▶ [THE TASK]
Look for the string "正在讲话" in every line, and copy each line that has it.
>> start AVAILABLE RECORDS
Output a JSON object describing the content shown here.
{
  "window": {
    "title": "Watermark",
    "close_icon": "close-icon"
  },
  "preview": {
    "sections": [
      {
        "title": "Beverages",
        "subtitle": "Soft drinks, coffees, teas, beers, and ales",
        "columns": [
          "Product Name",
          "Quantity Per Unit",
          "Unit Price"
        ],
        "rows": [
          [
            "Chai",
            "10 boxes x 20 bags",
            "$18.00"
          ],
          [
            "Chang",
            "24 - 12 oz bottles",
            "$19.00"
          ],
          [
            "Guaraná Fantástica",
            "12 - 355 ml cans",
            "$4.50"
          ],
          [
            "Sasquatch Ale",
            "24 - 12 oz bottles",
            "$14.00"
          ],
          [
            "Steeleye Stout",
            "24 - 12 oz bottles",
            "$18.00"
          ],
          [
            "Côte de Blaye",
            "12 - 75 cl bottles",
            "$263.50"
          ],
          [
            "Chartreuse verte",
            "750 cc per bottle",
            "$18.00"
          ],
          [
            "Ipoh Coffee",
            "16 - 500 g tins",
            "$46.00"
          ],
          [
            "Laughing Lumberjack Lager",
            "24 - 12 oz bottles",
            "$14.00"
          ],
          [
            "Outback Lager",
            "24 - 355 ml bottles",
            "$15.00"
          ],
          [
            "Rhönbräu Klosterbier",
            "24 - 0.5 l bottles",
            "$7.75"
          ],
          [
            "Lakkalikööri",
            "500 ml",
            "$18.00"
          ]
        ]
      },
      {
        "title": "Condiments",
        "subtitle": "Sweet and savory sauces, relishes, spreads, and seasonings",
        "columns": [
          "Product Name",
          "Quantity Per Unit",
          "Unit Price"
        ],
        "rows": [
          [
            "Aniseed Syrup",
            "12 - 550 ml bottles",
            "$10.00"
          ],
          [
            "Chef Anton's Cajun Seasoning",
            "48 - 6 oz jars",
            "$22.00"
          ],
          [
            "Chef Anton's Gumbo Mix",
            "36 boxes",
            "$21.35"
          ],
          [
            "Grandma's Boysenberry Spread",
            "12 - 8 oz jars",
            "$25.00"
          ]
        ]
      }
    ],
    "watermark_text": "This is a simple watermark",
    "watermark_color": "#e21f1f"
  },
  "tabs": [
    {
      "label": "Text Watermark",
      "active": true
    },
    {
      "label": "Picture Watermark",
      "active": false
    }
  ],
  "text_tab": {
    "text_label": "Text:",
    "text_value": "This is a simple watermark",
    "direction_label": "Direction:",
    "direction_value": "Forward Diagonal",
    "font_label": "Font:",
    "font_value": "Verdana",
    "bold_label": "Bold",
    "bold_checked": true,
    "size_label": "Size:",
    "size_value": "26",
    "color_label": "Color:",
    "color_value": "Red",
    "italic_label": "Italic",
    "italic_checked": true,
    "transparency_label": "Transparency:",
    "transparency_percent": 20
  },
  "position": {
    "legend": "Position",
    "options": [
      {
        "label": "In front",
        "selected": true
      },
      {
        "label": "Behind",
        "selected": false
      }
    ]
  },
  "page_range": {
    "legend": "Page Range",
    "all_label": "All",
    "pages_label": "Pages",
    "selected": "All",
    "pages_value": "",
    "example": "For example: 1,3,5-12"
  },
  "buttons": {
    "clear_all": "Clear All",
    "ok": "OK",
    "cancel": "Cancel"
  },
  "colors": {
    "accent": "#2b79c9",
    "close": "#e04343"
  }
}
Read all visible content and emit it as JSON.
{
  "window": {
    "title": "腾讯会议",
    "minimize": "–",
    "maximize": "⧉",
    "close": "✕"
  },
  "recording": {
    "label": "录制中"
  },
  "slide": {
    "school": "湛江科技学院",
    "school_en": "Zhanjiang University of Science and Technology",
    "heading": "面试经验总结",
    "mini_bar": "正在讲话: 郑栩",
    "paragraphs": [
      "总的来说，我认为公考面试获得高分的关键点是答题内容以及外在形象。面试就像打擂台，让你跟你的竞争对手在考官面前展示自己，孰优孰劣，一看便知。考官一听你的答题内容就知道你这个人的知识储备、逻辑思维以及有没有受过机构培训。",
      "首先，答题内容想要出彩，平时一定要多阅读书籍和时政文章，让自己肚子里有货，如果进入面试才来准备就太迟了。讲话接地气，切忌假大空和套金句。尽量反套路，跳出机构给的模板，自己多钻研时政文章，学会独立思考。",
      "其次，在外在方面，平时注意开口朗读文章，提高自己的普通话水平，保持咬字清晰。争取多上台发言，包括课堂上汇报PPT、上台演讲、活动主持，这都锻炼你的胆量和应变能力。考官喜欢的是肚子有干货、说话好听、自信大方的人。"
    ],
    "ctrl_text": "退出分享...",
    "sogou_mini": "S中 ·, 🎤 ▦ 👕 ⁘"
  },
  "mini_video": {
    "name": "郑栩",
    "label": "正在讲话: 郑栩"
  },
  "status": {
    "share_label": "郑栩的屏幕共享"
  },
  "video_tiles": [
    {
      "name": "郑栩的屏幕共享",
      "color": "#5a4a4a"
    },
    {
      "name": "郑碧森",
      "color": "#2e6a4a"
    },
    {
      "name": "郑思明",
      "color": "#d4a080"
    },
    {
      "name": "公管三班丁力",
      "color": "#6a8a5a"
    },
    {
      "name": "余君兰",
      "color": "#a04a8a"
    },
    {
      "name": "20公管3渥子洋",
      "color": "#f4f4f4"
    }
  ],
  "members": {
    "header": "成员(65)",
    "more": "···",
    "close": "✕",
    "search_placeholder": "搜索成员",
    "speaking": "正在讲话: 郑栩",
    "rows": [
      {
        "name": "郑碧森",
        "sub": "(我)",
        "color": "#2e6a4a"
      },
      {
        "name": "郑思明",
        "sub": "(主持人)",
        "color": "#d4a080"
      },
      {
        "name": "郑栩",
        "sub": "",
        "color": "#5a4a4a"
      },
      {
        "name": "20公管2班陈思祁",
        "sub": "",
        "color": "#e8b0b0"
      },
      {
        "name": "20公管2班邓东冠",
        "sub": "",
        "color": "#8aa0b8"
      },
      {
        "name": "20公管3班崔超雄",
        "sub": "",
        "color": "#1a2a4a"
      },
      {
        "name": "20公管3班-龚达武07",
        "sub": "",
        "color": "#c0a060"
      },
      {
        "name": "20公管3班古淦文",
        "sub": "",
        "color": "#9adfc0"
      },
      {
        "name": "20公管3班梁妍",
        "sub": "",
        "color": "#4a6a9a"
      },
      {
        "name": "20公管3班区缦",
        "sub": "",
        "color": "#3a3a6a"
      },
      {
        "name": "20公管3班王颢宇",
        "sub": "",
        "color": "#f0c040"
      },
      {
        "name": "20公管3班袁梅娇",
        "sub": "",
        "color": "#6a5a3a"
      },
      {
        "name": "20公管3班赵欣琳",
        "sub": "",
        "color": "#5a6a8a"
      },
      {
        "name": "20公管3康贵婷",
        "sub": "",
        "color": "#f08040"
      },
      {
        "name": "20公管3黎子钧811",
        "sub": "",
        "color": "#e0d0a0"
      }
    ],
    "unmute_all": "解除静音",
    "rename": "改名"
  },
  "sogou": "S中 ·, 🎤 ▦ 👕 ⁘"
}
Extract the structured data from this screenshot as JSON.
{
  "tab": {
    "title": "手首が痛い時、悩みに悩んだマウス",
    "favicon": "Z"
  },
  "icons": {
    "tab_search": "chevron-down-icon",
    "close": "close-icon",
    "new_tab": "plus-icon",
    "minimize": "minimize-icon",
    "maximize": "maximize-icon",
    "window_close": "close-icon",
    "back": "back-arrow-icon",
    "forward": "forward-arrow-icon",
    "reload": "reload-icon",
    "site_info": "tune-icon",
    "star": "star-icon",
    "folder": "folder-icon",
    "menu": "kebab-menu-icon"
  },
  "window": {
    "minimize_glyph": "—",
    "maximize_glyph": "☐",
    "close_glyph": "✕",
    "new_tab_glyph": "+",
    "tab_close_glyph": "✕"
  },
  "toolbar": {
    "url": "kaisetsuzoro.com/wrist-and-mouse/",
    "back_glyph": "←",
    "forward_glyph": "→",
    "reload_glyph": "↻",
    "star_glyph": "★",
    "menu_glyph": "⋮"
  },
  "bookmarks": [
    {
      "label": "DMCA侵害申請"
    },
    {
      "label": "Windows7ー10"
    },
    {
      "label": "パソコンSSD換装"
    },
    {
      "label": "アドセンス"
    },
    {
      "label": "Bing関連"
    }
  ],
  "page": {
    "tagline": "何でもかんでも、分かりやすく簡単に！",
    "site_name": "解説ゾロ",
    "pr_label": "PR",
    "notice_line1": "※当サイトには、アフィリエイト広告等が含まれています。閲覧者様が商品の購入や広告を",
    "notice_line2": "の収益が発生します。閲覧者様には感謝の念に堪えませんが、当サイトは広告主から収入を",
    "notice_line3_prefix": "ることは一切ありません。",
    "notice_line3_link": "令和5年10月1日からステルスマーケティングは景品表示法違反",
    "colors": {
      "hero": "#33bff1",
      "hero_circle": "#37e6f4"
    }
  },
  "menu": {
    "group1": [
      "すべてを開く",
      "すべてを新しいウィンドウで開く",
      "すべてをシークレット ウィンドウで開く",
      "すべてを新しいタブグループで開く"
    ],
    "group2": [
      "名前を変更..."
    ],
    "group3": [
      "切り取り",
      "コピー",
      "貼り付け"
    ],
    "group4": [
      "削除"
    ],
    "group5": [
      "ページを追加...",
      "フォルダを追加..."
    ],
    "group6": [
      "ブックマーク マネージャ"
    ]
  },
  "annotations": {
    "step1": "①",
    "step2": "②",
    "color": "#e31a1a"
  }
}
>> end AVAILABLE RECORDS
▶ [ANSWER TO THIS EXERCISE]
    "mini_bar": "正在讲话: 郑栩",
    "label": "正在讲话: 郑栩"
    "speaking": "正在讲话: 郑栩",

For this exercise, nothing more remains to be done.